BEGIN Provided records

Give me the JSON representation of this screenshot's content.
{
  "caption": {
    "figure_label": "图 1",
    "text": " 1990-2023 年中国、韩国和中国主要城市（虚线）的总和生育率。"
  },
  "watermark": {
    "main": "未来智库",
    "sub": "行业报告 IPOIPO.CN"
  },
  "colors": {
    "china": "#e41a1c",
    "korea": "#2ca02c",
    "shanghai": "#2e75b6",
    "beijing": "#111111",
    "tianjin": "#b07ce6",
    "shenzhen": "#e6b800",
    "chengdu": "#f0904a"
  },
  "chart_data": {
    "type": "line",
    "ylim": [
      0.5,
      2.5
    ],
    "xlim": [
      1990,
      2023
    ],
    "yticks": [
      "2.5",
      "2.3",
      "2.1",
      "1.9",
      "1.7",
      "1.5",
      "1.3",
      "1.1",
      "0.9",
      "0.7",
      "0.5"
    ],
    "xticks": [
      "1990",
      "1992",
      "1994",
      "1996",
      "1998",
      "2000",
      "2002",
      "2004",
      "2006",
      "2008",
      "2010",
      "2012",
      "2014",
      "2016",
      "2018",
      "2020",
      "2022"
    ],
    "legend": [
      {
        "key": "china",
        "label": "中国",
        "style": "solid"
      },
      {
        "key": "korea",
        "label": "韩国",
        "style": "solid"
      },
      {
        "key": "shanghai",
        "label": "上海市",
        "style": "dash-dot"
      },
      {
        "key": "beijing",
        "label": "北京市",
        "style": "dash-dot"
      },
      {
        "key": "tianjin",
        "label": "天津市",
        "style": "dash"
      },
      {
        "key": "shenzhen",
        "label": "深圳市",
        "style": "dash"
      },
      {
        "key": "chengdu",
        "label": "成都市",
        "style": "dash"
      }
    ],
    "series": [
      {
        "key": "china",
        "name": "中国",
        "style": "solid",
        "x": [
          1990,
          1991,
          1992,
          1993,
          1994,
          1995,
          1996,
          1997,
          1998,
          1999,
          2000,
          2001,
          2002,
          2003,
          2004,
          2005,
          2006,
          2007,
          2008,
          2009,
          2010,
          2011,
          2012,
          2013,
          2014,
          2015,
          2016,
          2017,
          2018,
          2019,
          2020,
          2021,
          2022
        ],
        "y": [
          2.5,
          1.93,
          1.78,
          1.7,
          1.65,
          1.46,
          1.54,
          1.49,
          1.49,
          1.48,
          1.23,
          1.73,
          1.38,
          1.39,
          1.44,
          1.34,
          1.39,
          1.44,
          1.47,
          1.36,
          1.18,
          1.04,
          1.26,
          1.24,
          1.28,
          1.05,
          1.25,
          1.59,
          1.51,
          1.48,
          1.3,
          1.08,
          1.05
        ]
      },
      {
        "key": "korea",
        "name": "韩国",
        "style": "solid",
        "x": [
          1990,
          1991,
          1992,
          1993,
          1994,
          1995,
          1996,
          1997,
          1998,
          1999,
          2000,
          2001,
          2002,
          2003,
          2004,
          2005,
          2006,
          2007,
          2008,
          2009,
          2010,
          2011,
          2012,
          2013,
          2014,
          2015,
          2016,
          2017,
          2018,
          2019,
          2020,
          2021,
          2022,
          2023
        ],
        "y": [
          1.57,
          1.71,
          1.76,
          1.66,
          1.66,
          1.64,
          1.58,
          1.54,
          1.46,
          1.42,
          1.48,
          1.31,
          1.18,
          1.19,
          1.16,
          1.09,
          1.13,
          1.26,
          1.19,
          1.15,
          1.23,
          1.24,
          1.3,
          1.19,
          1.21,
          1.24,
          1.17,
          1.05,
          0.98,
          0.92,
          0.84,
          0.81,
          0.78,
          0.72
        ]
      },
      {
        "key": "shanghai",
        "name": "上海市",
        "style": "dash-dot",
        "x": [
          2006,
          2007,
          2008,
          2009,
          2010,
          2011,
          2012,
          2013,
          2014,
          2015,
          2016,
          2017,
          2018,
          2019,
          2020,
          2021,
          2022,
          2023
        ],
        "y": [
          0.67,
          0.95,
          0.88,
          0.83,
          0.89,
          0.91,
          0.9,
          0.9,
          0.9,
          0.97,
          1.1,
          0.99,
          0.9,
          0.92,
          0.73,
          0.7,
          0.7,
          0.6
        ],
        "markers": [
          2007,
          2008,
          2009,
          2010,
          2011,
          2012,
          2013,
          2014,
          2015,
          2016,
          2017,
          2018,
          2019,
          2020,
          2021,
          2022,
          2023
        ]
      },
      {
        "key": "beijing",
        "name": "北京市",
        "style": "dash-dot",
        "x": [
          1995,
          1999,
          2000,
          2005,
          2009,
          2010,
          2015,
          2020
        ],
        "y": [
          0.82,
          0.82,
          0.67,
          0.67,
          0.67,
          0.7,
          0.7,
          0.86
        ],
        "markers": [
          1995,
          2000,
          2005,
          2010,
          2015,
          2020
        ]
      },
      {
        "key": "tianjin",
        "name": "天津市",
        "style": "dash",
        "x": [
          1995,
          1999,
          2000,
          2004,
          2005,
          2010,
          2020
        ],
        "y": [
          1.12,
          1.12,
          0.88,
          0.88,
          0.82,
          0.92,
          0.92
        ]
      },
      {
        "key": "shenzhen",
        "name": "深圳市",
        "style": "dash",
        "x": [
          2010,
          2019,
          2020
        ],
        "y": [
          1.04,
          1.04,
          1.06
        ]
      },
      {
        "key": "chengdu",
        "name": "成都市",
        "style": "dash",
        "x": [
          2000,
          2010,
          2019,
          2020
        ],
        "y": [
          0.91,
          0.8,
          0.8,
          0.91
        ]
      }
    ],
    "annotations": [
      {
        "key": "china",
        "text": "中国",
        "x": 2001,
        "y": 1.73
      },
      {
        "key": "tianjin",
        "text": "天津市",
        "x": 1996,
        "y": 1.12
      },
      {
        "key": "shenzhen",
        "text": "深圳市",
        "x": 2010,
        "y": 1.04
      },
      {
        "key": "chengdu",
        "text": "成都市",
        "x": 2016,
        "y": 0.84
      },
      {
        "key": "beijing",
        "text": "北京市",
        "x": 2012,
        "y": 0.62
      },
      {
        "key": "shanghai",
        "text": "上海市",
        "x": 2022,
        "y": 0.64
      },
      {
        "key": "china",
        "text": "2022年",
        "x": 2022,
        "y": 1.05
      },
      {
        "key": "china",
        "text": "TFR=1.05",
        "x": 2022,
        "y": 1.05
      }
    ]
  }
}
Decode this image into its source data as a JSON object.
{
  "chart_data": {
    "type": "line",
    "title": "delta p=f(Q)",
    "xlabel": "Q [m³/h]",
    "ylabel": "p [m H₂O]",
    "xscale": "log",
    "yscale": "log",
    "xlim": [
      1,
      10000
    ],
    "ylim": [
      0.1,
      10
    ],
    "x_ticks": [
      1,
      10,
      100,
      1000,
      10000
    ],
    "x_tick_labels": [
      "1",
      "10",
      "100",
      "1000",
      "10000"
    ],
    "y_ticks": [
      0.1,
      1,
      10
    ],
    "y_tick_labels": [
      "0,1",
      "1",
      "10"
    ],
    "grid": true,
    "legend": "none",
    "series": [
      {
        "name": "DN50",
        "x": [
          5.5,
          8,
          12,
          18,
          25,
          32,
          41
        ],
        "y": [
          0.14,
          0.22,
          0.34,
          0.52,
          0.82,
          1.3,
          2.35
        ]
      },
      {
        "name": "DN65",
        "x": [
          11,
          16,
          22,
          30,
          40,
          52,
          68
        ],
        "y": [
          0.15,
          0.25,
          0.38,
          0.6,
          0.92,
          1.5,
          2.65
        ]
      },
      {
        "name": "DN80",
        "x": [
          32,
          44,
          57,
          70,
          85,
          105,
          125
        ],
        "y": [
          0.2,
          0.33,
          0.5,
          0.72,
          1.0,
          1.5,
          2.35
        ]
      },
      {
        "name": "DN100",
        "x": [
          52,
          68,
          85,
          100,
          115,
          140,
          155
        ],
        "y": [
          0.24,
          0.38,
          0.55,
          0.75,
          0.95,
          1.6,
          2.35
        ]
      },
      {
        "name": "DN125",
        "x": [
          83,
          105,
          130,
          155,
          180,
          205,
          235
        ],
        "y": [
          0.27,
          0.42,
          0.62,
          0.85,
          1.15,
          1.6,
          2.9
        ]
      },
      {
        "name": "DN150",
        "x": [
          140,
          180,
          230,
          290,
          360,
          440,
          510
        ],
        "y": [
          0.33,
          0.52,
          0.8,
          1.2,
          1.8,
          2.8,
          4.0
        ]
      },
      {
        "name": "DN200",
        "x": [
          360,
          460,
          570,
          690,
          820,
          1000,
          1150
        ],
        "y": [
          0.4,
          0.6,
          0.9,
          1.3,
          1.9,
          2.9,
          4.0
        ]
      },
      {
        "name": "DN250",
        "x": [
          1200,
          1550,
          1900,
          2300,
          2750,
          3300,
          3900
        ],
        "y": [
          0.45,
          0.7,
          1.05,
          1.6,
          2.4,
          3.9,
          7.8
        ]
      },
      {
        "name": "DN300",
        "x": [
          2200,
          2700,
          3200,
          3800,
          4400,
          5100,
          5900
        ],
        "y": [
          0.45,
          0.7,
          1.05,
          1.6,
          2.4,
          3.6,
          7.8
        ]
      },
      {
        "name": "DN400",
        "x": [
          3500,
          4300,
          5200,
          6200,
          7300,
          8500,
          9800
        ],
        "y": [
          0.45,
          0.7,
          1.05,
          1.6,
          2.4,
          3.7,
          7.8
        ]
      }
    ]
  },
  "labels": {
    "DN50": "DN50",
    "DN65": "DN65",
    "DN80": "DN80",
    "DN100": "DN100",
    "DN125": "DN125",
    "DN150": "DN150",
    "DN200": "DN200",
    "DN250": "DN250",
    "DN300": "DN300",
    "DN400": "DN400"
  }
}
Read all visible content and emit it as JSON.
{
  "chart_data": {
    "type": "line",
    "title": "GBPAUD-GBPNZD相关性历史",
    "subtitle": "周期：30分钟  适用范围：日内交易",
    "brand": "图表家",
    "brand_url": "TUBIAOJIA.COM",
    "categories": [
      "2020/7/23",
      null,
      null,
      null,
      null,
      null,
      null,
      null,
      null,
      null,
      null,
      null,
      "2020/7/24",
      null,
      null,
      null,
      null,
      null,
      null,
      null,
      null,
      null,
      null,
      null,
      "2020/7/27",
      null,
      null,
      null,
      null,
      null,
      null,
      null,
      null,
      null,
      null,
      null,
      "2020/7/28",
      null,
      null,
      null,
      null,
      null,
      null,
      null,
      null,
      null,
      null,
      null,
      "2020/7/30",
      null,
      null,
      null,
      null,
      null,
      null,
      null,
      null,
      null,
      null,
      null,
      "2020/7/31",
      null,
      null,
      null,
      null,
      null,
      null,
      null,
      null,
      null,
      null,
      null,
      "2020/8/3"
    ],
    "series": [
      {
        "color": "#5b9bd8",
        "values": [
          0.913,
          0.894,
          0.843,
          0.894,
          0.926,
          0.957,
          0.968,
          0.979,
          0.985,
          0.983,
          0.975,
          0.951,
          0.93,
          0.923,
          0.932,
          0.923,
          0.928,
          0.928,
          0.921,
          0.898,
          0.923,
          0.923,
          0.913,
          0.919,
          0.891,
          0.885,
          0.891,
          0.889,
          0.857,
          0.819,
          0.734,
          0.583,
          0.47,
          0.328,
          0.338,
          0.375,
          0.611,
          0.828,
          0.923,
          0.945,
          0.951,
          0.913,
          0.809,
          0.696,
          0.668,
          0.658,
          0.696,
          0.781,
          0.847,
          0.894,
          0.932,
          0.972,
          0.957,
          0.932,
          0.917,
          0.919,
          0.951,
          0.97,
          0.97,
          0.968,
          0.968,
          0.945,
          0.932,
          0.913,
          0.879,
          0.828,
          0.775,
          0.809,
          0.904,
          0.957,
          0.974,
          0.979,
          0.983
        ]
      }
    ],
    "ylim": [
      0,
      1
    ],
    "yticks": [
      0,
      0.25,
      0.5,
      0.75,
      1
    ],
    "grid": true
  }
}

END Provided records

§ Exercise prompt: Where a line in the material above holds "content", copy that line.

§ Result of the task:
Give me the JSON representation of this screenshot's content.
Read all visible content and emit it as JSON.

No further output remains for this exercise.